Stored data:
╔══
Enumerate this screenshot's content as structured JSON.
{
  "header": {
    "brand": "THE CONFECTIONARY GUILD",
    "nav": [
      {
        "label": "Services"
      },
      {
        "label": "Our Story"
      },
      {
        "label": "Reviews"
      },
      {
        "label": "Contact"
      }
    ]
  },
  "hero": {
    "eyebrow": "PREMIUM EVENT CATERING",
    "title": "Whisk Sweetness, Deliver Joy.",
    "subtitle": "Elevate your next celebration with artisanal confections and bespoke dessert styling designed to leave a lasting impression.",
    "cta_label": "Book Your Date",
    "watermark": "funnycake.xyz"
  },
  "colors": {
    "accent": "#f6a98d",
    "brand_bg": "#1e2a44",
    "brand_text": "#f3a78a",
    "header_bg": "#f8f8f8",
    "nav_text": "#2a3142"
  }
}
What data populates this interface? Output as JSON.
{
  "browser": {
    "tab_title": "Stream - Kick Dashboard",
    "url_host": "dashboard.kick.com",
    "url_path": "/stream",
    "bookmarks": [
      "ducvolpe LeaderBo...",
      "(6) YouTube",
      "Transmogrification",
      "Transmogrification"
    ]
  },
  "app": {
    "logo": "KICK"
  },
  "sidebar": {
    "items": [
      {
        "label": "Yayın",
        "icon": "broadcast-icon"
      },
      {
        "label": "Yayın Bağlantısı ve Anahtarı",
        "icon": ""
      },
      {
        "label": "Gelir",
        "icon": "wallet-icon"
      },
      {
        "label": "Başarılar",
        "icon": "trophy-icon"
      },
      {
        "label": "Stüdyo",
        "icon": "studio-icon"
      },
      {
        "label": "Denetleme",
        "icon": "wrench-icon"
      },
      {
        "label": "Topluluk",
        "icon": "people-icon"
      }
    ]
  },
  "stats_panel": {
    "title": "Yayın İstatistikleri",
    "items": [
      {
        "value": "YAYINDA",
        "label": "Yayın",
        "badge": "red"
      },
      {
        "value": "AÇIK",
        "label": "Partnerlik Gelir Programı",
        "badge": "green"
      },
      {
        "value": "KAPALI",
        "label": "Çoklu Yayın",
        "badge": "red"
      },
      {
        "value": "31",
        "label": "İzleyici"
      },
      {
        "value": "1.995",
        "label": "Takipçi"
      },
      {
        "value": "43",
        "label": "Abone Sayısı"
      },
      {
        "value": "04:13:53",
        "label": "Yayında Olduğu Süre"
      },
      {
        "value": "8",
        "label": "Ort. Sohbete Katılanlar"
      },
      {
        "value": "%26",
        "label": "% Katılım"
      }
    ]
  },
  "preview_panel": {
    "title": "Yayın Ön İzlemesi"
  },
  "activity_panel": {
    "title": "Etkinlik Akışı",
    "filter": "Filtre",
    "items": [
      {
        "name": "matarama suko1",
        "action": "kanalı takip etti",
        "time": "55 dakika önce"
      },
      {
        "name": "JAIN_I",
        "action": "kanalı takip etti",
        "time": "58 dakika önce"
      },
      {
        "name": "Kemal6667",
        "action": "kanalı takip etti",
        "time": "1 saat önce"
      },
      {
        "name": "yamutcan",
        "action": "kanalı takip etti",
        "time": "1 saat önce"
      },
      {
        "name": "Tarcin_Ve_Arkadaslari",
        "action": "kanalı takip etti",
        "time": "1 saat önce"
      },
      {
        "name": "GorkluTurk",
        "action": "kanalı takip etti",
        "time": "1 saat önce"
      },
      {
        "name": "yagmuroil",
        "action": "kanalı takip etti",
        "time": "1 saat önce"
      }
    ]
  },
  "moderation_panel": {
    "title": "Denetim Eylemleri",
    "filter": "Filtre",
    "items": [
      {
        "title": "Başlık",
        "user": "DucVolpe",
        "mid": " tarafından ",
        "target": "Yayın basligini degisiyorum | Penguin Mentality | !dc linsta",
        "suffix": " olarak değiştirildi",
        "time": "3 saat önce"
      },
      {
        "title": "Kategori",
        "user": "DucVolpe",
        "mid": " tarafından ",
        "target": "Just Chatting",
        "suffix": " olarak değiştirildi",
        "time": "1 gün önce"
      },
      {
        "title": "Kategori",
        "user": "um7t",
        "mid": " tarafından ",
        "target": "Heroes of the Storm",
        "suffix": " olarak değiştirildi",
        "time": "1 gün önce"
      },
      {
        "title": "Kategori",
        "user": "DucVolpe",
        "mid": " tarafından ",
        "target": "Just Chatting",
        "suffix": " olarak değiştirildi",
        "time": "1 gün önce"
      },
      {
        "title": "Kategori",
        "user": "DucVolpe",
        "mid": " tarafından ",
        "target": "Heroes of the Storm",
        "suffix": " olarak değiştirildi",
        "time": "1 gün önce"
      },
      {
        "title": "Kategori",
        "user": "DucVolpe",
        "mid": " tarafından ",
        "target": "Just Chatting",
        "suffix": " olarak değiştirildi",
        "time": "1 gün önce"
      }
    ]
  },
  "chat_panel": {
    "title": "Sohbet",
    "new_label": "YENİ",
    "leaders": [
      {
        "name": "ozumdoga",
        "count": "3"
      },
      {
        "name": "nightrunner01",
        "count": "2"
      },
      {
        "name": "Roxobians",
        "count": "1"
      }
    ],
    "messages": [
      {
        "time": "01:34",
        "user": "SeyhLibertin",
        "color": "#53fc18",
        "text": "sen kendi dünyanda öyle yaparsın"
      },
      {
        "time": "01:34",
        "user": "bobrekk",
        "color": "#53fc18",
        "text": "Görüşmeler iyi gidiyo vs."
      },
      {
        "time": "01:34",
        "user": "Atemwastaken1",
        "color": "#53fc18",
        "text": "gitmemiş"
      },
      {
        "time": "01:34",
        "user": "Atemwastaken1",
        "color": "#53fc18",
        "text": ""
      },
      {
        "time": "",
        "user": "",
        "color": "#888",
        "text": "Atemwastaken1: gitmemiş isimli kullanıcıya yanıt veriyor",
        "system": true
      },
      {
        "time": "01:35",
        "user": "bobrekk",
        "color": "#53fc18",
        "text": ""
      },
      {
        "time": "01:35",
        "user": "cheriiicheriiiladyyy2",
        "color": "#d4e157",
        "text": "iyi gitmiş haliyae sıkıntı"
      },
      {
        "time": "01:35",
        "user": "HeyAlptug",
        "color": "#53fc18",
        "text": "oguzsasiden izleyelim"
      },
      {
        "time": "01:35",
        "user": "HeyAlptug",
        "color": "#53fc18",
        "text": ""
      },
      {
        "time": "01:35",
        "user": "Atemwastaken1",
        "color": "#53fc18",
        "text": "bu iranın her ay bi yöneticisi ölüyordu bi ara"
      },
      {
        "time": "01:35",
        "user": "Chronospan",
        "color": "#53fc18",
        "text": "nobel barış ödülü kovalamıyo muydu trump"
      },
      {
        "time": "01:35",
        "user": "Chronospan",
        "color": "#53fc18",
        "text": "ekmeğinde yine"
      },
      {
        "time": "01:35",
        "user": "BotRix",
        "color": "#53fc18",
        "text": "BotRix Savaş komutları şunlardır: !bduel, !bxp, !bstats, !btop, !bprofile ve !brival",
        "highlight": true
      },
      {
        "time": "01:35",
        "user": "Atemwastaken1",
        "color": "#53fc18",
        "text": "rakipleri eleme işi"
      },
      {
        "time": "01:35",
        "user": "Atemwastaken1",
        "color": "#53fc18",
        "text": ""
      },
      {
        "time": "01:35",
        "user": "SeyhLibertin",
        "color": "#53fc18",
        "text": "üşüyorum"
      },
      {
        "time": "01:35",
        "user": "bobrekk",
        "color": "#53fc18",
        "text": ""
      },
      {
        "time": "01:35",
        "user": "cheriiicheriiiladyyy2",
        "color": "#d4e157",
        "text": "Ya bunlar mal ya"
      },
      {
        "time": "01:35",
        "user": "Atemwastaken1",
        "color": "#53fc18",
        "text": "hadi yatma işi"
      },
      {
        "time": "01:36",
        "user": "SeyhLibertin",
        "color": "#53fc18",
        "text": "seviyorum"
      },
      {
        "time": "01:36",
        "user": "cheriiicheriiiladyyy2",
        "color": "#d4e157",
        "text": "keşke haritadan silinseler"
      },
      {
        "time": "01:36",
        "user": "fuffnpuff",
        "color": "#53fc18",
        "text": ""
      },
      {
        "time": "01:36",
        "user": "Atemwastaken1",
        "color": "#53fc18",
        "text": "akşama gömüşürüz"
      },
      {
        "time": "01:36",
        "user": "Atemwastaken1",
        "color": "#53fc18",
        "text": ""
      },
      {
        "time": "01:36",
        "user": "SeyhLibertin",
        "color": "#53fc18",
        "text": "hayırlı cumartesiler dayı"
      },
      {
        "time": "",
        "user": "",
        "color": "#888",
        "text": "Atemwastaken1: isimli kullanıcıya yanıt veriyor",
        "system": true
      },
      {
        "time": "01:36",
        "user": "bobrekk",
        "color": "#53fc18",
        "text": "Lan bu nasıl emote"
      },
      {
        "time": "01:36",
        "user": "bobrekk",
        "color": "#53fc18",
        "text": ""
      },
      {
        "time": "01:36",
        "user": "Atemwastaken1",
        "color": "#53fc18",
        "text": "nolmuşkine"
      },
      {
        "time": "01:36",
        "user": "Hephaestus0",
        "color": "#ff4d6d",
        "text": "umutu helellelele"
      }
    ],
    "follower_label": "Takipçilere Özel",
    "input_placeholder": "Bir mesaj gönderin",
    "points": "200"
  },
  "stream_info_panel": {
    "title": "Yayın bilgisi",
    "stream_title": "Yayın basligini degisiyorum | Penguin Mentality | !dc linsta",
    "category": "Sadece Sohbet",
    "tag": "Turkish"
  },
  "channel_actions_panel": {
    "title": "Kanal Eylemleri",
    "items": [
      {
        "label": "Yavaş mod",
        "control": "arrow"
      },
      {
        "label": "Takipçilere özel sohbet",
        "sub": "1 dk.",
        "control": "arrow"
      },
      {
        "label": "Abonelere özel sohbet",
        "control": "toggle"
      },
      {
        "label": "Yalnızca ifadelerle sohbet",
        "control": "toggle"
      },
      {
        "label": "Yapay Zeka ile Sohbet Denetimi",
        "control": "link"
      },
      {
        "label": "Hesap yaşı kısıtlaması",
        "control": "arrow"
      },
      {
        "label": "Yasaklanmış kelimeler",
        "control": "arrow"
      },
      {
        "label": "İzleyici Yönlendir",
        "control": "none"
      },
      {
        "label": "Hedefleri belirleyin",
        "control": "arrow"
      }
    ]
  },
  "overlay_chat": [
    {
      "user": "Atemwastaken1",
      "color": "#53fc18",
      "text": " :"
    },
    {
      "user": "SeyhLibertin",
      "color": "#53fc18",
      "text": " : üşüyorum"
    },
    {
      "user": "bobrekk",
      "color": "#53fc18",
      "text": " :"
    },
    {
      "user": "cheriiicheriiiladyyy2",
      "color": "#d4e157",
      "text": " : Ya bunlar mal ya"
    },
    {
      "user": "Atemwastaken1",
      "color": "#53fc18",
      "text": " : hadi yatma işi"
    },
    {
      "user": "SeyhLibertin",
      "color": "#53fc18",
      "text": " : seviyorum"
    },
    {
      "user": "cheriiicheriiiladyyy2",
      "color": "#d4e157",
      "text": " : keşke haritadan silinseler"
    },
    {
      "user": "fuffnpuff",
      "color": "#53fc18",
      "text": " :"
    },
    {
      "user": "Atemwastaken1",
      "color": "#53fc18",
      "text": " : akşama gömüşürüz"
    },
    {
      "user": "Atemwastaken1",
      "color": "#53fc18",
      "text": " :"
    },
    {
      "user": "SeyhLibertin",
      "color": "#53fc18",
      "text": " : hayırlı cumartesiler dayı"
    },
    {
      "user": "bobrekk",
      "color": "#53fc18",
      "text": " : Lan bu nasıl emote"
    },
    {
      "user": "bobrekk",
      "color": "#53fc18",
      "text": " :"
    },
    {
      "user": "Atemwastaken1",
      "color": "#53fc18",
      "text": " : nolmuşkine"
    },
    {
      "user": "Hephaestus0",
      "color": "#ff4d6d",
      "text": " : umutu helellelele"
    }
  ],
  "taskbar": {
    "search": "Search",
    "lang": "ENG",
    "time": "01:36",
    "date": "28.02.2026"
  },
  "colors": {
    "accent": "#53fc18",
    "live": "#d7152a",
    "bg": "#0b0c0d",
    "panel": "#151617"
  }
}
╚══
▶ **REQUEST**
Wherever "JSON" shows up in a line, copy that line.

▶ **RESULT OF THE TASK**
Enumerate this screenshot's content as structured JSON.
What data populates this interface? Output as JSON.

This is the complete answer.